* Text to read *
4.4 Pre-trained Model-based Approaches

Yuan et al. [35] obtained informative sentence representations on BERT, containing a hierarchical graph that brings the tokens at each granularity level be able to capture semantics from different sources. Xu et al. [38] leveraged discourse knowledge within structural discourse graphs constructed based on RST trees and coreference mentions. In addition, the work encodes the discourse graph using graph convolutional networks, which serve as graph encoders based upon sentence representations from BERT. The encoder finally outputs the knowledge incorporated embedding into MLP layers. Cui et al. [37] utilized topic knowledge via neural topic model and built a heterogeneous document graph consisting of sentence and topic nodes to learn the representations by a modified graph attention network with BERT. The representations of sentence nodes are extracted to compute the final summary. BartGraphSumm [31] is equipped with BART to encode the semantic knowledge extracted by the OpenIE from documents. Moreover, the model relies on the pre-trained RoBERTa encoder, which uses GAT to learn the graph extracted by OpenIE.

4.5 Non-deep learning Approaches.

In contrast to DNN-based approaches, non-deep learning approaches are commonly adopted for embedding external knowledge into document summarization. The traditional word vector representation method is still utilized in recent knowledge embedding approaches for document summarization [23]. Besides, advanced word vector representation methods, such as the distributed representation, are applied in both abstractive and extractive document summarization tasks, representing each word by its distributed representation [6, 8]. In addition, some document summarization knowledge embedding approaches adopt the linearization mechanism (e.g., TransE) to linearize the knowledge into sequences for embedding into the model architecture [9]. Scarce approaches utilize straight the embedding algorithms, such as the TF-IDF algorithm, for learning knowledge embeddings in document summarization models [11].

5 Challenges and Future Opportunities

As still in its evolutionary stage, the research of embedding knowledge into document summarization faces numerous challenges and remains unfilled gaps. In this section, we discuss the challenges and promising avenues of ongoing and future works aligned with the goals G1 to G5.

5.1 Knowledge Quality

For document summarization models that leverage knowledge, the knowledge that covers less information, retains fault information, or contains factual errors can significantly harm the summarization performance. There are some latent future directions to maintaining the quality of a knowledge base for document summarization to carry large amounts of essential and factually consistent information.

Knowledge Collection

The issue of fact coverage can occur due to the choice of information extraction strategies when collecting knowledge from texts. This issue may cause the lost of prominent information from source documents, thus degrading the quality of the generated summary [21]. Therefore, an effective extraction strategy designed for improving the coverage in knowledge collection is requisite to be explored, in order to reduce the missing knowledge in the distilling process. It can also further help produce informative summaries corresponding to the goals G1 and G2. Besides, it is noted that determining the voice (i.e., active or passive) of sentences while extracting factual triples from the source text can advance the extracted information quality [58], which helps avoid missing information. More future research can be put in this direction to ensure the quality of collected knowledge.

* Exercise tasks *
A) Copy from the document summarization text, verbatim, the part that opens with the words containing "As still in" and closes with "factually consistent information.".
B) List each author surname that the document summarization text cites with "et al.", together with the bracketed reference number that follows it.

* Rows *
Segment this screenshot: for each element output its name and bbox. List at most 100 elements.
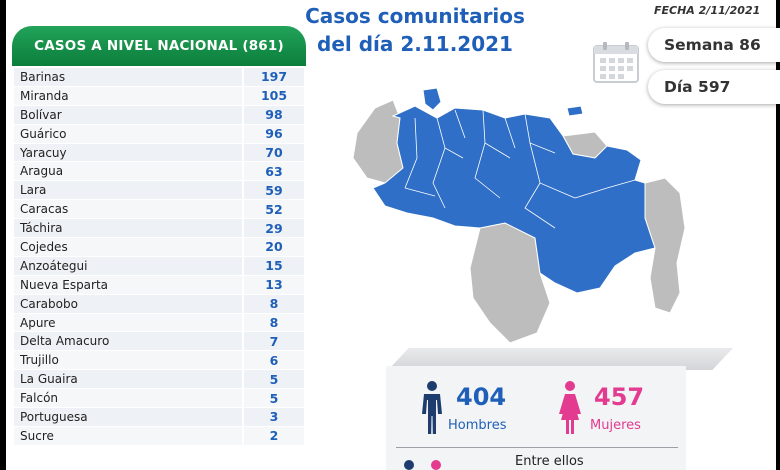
pedestal-divider bbox=[396, 447, 678, 448]
state-name: Apure bbox=[20, 315, 56, 330]
table-row: Trujillo 6 bbox=[14, 351, 304, 371]
row-separator bbox=[242, 86, 244, 105]
state-name: Bolívar bbox=[20, 107, 62, 122]
date-label: FECHA 2/11/2021 bbox=[654, 4, 761, 17]
table-row: Nueva Esparta 13 bbox=[14, 275, 304, 295]
mini-woman-icon bbox=[431, 460, 441, 470]
row-separator bbox=[242, 200, 244, 219]
table-row: Portuguesa 3 bbox=[14, 407, 304, 427]
table-row: Apure 8 bbox=[14, 313, 304, 333]
national-cases-title: CASOS A NIVEL NACIONAL (861) bbox=[34, 38, 284, 54]
table-row: Táchira 29 bbox=[14, 219, 304, 239]
state-name: Anzoátegui bbox=[20, 258, 88, 273]
state-cases: 5 bbox=[269, 390, 279, 406]
map-gray-zulia bbox=[352, 99, 404, 184]
table-row: Bolívar 98 bbox=[14, 105, 304, 125]
table-row: Falcón 5 bbox=[14, 389, 304, 409]
state-cases: 52 bbox=[265, 201, 283, 217]
state-cases: 13 bbox=[265, 277, 283, 293]
state-name: La Guaira bbox=[20, 372, 78, 387]
page-title: Casos comunitarios del día 2.11.2021 bbox=[290, 2, 540, 58]
state-cases: 59 bbox=[265, 182, 283, 198]
state-name: Guárico bbox=[20, 126, 67, 141]
state-name: Sucre bbox=[20, 428, 54, 443]
row-separator bbox=[242, 181, 244, 200]
state-name: Falcón bbox=[20, 391, 59, 406]
state-cases: 63 bbox=[265, 163, 283, 179]
state-cases: 8 bbox=[269, 315, 279, 331]
title-line-2: del día 2.11.2021 bbox=[317, 32, 513, 56]
state-name: Carabobo bbox=[20, 296, 78, 311]
state-name: Barinas bbox=[20, 69, 66, 84]
table-row: Barinas 197 bbox=[14, 67, 304, 87]
table-row: Carabobo 8 bbox=[14, 294, 304, 314]
woman-icon bbox=[559, 381, 581, 434]
table-row: Aragua 63 bbox=[14, 162, 304, 182]
state-cases: 105 bbox=[260, 88, 288, 104]
men-label: Hombres bbox=[448, 418, 507, 433]
state-name: Táchira bbox=[20, 221, 63, 236]
table-row: Delta Amacuro 7 bbox=[14, 332, 304, 352]
frame-border-right bbox=[776, 0, 780, 470]
state-cases: 29 bbox=[265, 220, 283, 236]
mini-man-icon bbox=[404, 460, 414, 470]
frame-border-left bbox=[0, 0, 6, 470]
table-row: Anzoátegui 15 bbox=[14, 256, 304, 276]
pedestal-top bbox=[388, 348, 733, 370]
row-separator bbox=[242, 67, 244, 86]
state-cases: 96 bbox=[265, 126, 283, 142]
state-cases: 197 bbox=[260, 69, 288, 85]
row-separator bbox=[242, 256, 244, 275]
row-separator bbox=[242, 294, 244, 313]
venezuela-map bbox=[352, 88, 686, 344]
table-row: La Guaira 5 bbox=[14, 370, 304, 390]
row-separator bbox=[242, 124, 244, 143]
state-name: Aragua bbox=[20, 164, 64, 179]
state-name: Caracas bbox=[20, 202, 69, 217]
men-count: 404 bbox=[456, 383, 507, 411]
row-separator bbox=[242, 407, 244, 426]
row-separator bbox=[242, 332, 244, 351]
state-name: Miranda bbox=[20, 88, 69, 103]
row-separator bbox=[242, 389, 244, 408]
table-row: Yaracuy 70 bbox=[14, 143, 304, 163]
state-cases: 15 bbox=[265, 258, 283, 274]
table-row: Caracas 52 bbox=[14, 200, 304, 220]
state-name: Nueva Esparta bbox=[20, 277, 109, 292]
state-name: Portuguesa bbox=[20, 409, 88, 424]
row-separator bbox=[242, 105, 244, 124]
state-cases: 20 bbox=[265, 239, 283, 255]
women-count: 457 bbox=[594, 383, 645, 411]
state-cases: 6 bbox=[269, 352, 279, 368]
row-separator bbox=[242, 370, 244, 389]
row-separator bbox=[242, 313, 244, 332]
state-cases: 3 bbox=[269, 409, 279, 425]
state-name: Yaracuy bbox=[20, 145, 67, 160]
week-badge: Semana 86 bbox=[648, 28, 780, 62]
day-badge: Día 597 bbox=[648, 70, 780, 104]
state-name: Cojedes bbox=[20, 239, 68, 254]
state-cases: 5 bbox=[269, 371, 279, 387]
row-separator bbox=[242, 426, 244, 445]
table-row: Lara 59 bbox=[14, 181, 304, 201]
state-cases: 2 bbox=[269, 428, 279, 444]
table-row: Sucre 2 bbox=[14, 426, 304, 446]
title-line-1: Casos comunitarios bbox=[305, 4, 525, 28]
entre-ellos-label: Entre ellos bbox=[515, 454, 584, 469]
row-separator bbox=[242, 219, 244, 238]
women-label: Mujeres bbox=[590, 418, 641, 433]
state-cases-table: Barinas 197 Miranda 105 Bolívar 98 Guárico 96 Ya… bbox=[14, 67, 304, 446]
map-blue-nueva-esparta bbox=[566, 105, 584, 117]
map-blue-falcon-peninsula bbox=[422, 88, 442, 111]
row-separator bbox=[242, 275, 244, 294]
national-cases-header: CASOS A NIVEL NACIONAL (861) bbox=[12, 26, 306, 66]
row-separator bbox=[242, 237, 244, 256]
state-cases: 98 bbox=[265, 107, 283, 123]
row-separator bbox=[242, 351, 244, 370]
table-row: Cojedes 20 bbox=[14, 237, 304, 257]
state-cases: 70 bbox=[265, 145, 283, 160]
state-name: Delta Amacuro bbox=[20, 334, 110, 349]
state-cases: 8 bbox=[269, 296, 279, 312]
calendar-icon bbox=[593, 42, 639, 83]
state-cases: 7 bbox=[269, 333, 279, 349]
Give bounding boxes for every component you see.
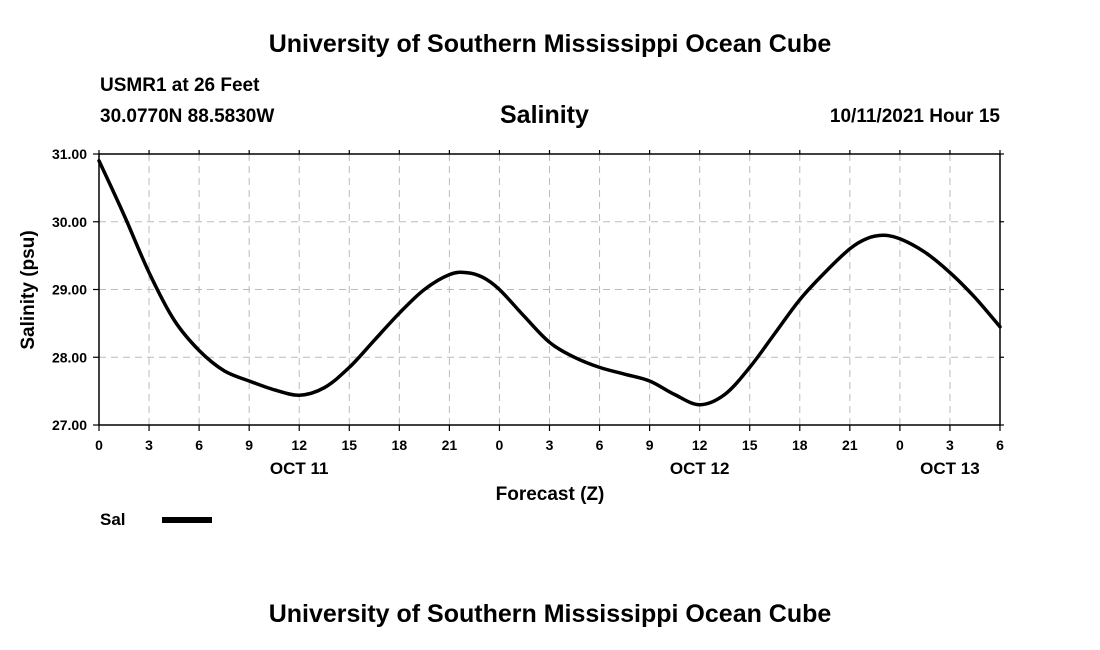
x-axis-ticks: 0 3 6 9 12 15 18 21 0 3 6 9 12 15 18 21 0 3 6 OCT 11 OCT 12 O…: [95, 150, 1004, 478]
x-tick-label: 18: [792, 437, 808, 453]
chart-title: Salinity: [500, 101, 589, 129]
forecast-date: 10/11/2021 Hour 15: [829, 106, 1000, 127]
footer-title: University of Southern Mississippi Ocean…: [268, 600, 832, 628]
x-tick-label: 0: [95, 437, 103, 453]
x-tick-label: 18: [392, 437, 408, 453]
y-tick-label: 30.00: [52, 214, 87, 230]
x-axis-label: Forecast (Z): [496, 484, 605, 505]
salinity-line: [97, 159, 1002, 407]
x-day-label: OCT 12: [670, 459, 730, 478]
x-tick-label: 9: [646, 437, 654, 453]
y-tick-label: 27.00: [52, 417, 87, 433]
salinity-chart: 0 3 6 9 12 15 18 21 0 3 6 9 12 15 18 21 0 3 6 OCT 11 OCT 12 O…: [18, 146, 1004, 529]
x-tick-label: 15: [341, 437, 357, 453]
x-tick-label: 6: [195, 437, 203, 453]
station-label: USMR1 at 26 Feet: [100, 75, 260, 96]
x-day-label: OCT 11: [270, 459, 329, 478]
y-axis-label: Salinity (psu): [18, 230, 39, 349]
x-tick-label: 6: [596, 437, 604, 453]
x-tick-label: 3: [946, 437, 954, 453]
x-tick-label: 21: [442, 437, 458, 453]
x-tick-label: 3: [546, 437, 554, 453]
y-axis-ticks: 27.00 28.00 29.00 30.00 31.00: [52, 146, 1004, 433]
x-tick-label: 15: [742, 437, 758, 453]
x-day-label: OCT 13: [920, 459, 980, 478]
x-tick-label: 6: [996, 437, 1004, 453]
station-coordinates: 30.0770N 88.5830W: [100, 106, 275, 127]
x-tick-label: 0: [496, 437, 504, 453]
y-tick-label: 29.00: [52, 282, 87, 298]
legend-label: Sal: [100, 510, 126, 529]
x-tick-label: 21: [842, 437, 858, 453]
x-tick-label: 12: [291, 437, 307, 453]
header-title: University of Southern Mississippi Ocean…: [268, 30, 832, 58]
x-tick-label: 3: [145, 437, 153, 453]
y-tick-label: 28.00: [52, 349, 87, 365]
x-tick-label: 12: [692, 437, 708, 453]
x-tick-label: 9: [245, 437, 253, 453]
x-tick-label: 0: [896, 437, 904, 453]
chart-grid: [99, 154, 1000, 425]
y-tick-label: 31.00: [52, 146, 87, 162]
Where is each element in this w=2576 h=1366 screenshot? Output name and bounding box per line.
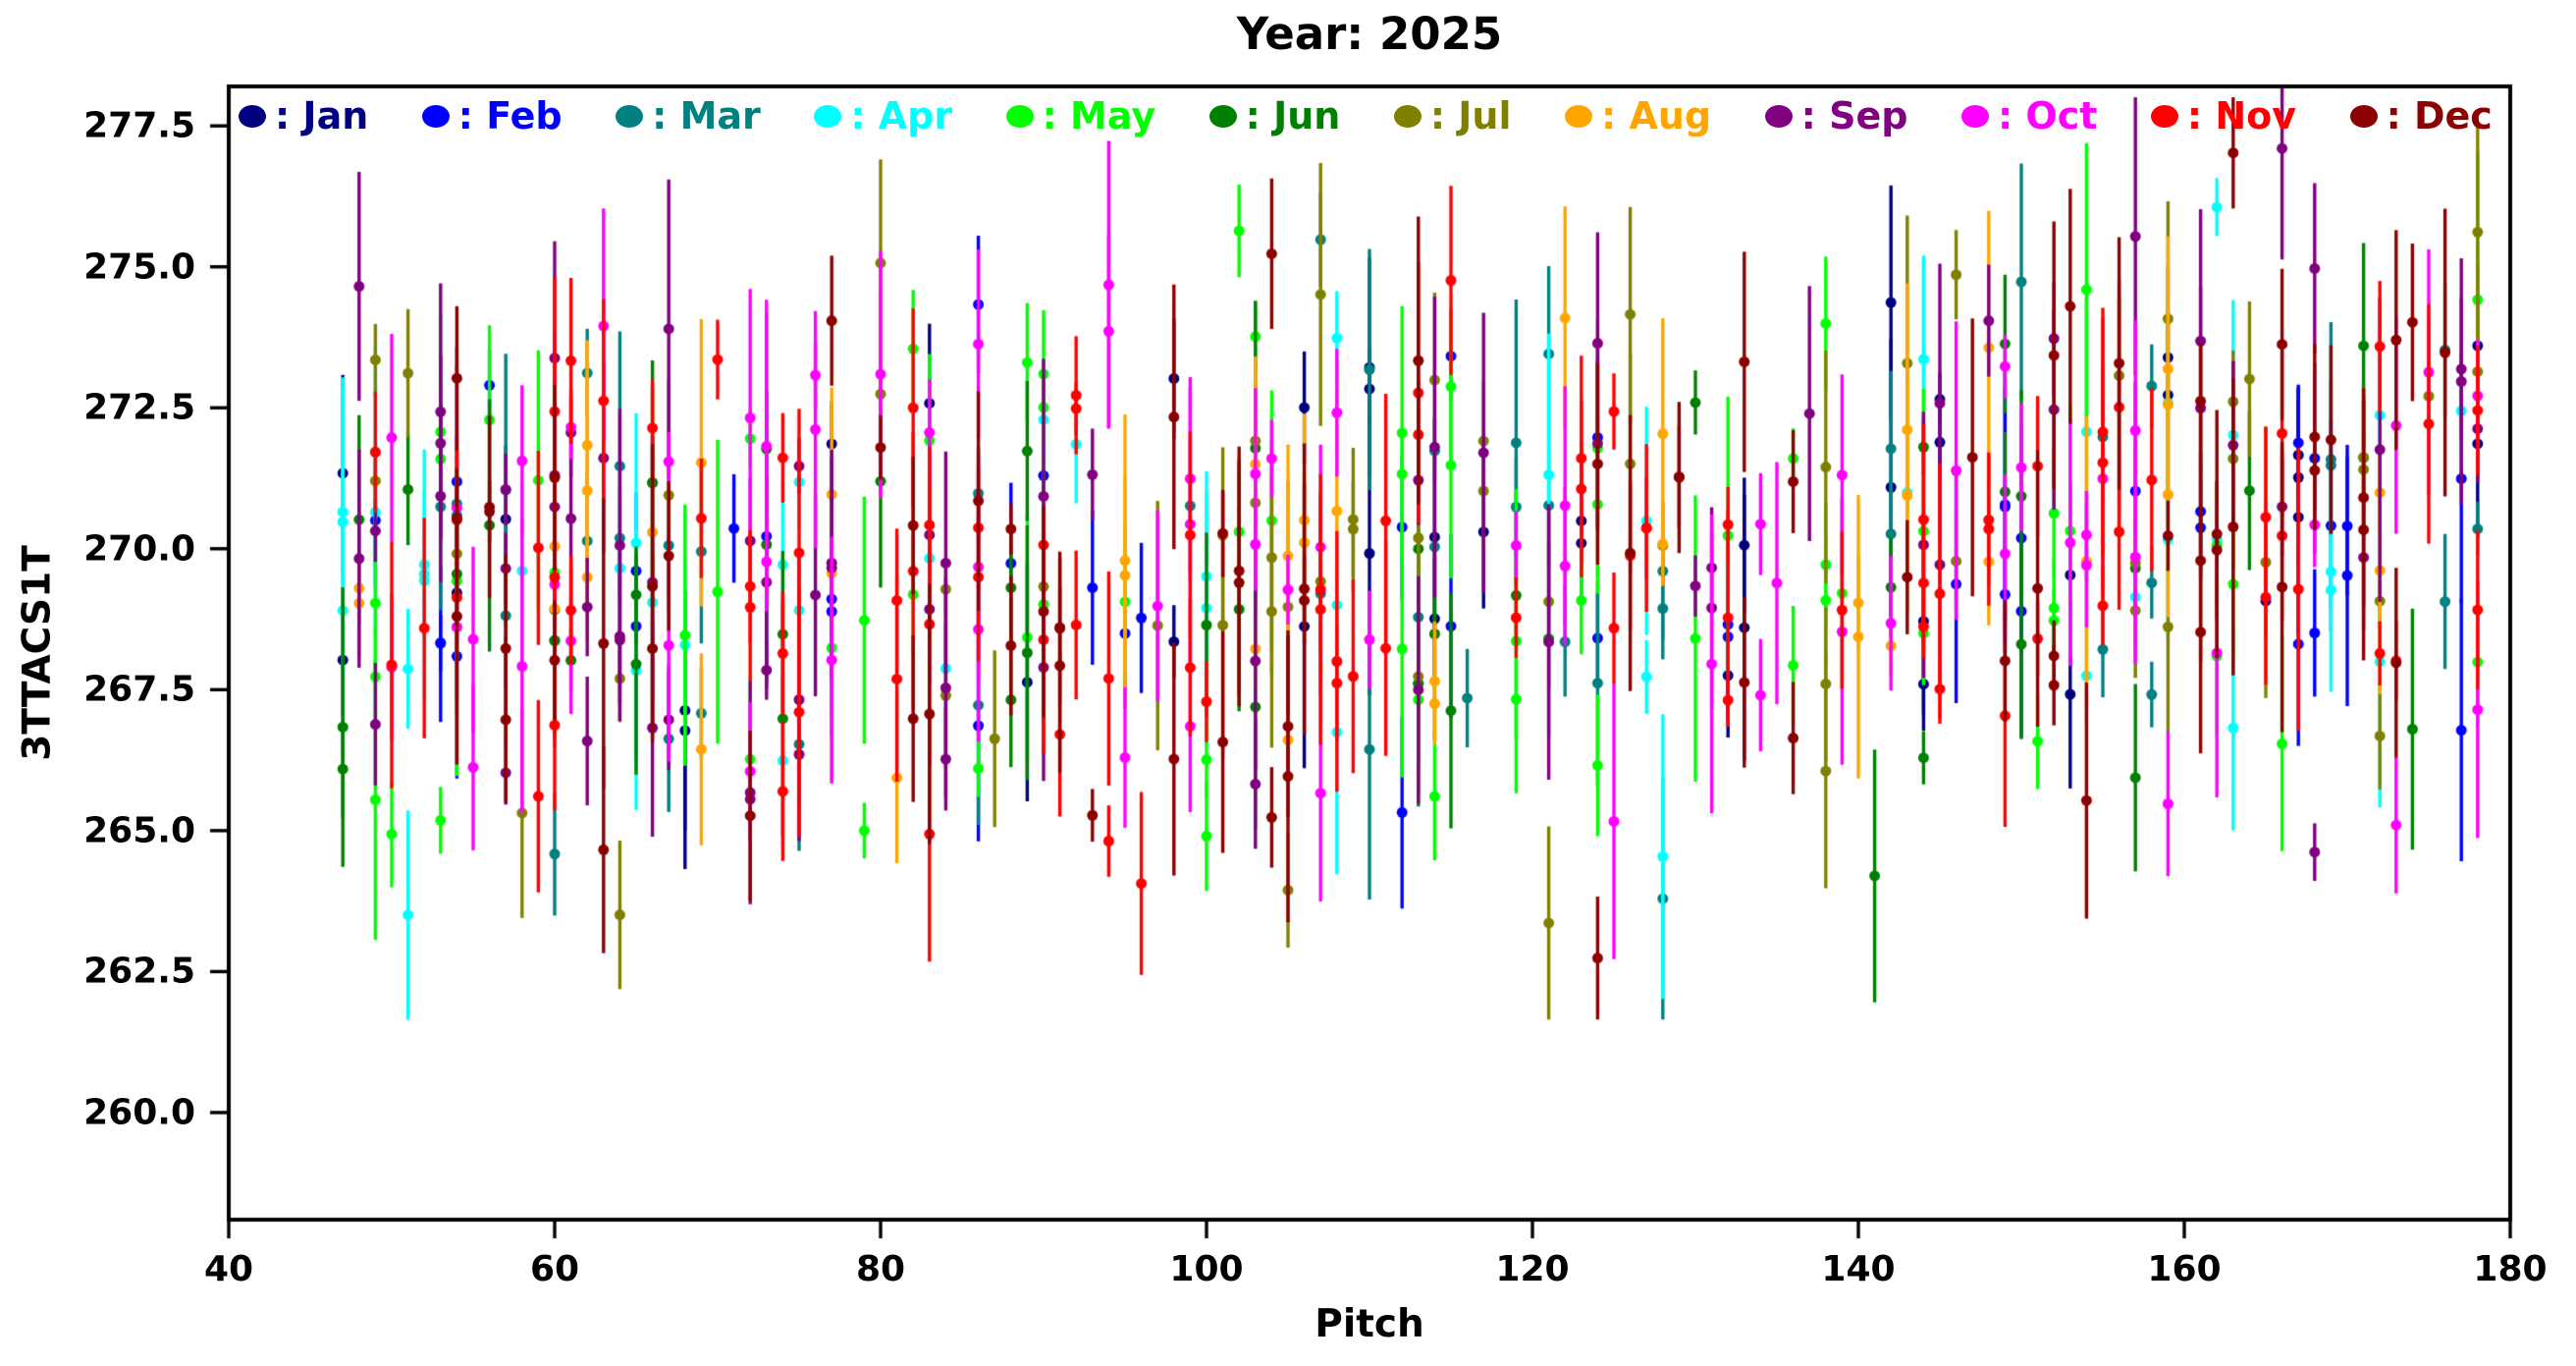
y-tick-label: 277.5 bbox=[83, 105, 195, 146]
y-axis-label: 3TTACS1T bbox=[15, 545, 60, 761]
jun-marker-icon bbox=[1208, 104, 1237, 128]
legend-item-mar: : Mar bbox=[616, 97, 761, 135]
x-tick-label: 180 bbox=[2473, 1249, 2548, 1289]
legend-label-jun: : Jun bbox=[1245, 94, 1341, 137]
x-tick-label: 100 bbox=[1169, 1249, 1244, 1289]
chart-title: Year: 2025 bbox=[1236, 8, 1503, 60]
y-tick-label: 260.0 bbox=[83, 1092, 195, 1133]
y-tick-label: 262.5 bbox=[83, 951, 195, 992]
legend: : Jan : Feb : Mar : Apr : May : Jun : Ju… bbox=[239, 90, 2493, 141]
jul-marker-icon bbox=[1393, 104, 1422, 128]
legend-item-dec: : Dec bbox=[2349, 94, 2493, 137]
legend-item-nov: : Nov bbox=[2150, 94, 2297, 137]
nov-marker-icon bbox=[2150, 104, 2178, 128]
x-tick-label: 120 bbox=[1495, 1249, 1570, 1289]
y-tick-label: 265.0 bbox=[83, 810, 195, 851]
x-tick-label: 140 bbox=[1821, 1249, 1896, 1289]
may-marker-icon bbox=[1005, 104, 1034, 128]
legend-label-dec: : Dec bbox=[2386, 94, 2493, 137]
legend-label-mar: : Mar bbox=[652, 94, 761, 137]
dec-marker-icon bbox=[2349, 104, 2378, 128]
legend-label-oct: : Oct bbox=[1997, 94, 2098, 137]
legend-label-nov: : Nov bbox=[2186, 94, 2297, 137]
legend-label-jul: : Jul bbox=[1429, 94, 1512, 137]
feb-marker-icon bbox=[421, 104, 450, 128]
legend-item-sep: : Sep bbox=[1764, 94, 1908, 137]
x-tick-label: 60 bbox=[529, 1249, 580, 1289]
legend-item-jul: : Jul bbox=[1393, 94, 1512, 137]
x-tick-label: 80 bbox=[855, 1249, 906, 1289]
aug-marker-icon bbox=[1565, 104, 1593, 128]
legend-item-jan: : Jan bbox=[239, 97, 368, 135]
sep-marker-icon bbox=[1764, 104, 1793, 128]
legend-item-may: : May bbox=[1005, 94, 1156, 137]
mar-marker-icon bbox=[616, 104, 644, 128]
x-tick-label: 160 bbox=[2147, 1249, 2222, 1289]
legend-label-sep: : Sep bbox=[1800, 94, 1908, 137]
oct-marker-icon bbox=[1960, 104, 1989, 128]
legend-item-jun: : Jun bbox=[1208, 94, 1341, 137]
x-axis-label: Pitch bbox=[1315, 1302, 1424, 1346]
y-tick-label: 267.5 bbox=[83, 669, 195, 710]
legend-item-oct: : Oct bbox=[1960, 94, 2098, 137]
legend-label-feb: : Feb bbox=[457, 94, 563, 137]
legend-label-apr: : Apr bbox=[850, 94, 953, 137]
legend-label-jan: : Jan bbox=[275, 94, 369, 137]
legend-label-aug: : Aug bbox=[1601, 94, 1712, 137]
y-tick-label: 270.0 bbox=[83, 528, 195, 570]
y-tick-label: 275.0 bbox=[83, 246, 195, 288]
legend-item-feb: : Feb bbox=[421, 94, 563, 137]
x-tick-label: 40 bbox=[203, 1249, 254, 1289]
apr-marker-icon bbox=[814, 104, 842, 128]
jan-marker-icon bbox=[239, 104, 266, 128]
legend-label-may: : May bbox=[1042, 94, 1156, 137]
legend-item-aug: : Aug bbox=[1565, 97, 1711, 135]
legend-item-apr: : Apr bbox=[814, 97, 952, 135]
y-tick-label: 272.5 bbox=[83, 387, 195, 428]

* Response list *
A)
As still in its evolutionary stage, the research of embedding knowledge into document summarization faces numerous challenges and remains unfilled gaps. In this section, we discuss the challenges and promising avenues of ongoing and future works aligned with the goals G1 to G5.

5.1 Knowledge Quality

For document summarization models that leverage knowledge, the knowledge that covers less information, retains fault information, or contains factual errors can significantly harm the summarization performance. There are some latent future directions to maintaining the quality of a knowledge base for document summarization to carry large amounts of essential and factually consistent information.

B)
Yuan [35]
Xu [38]
Cui [37]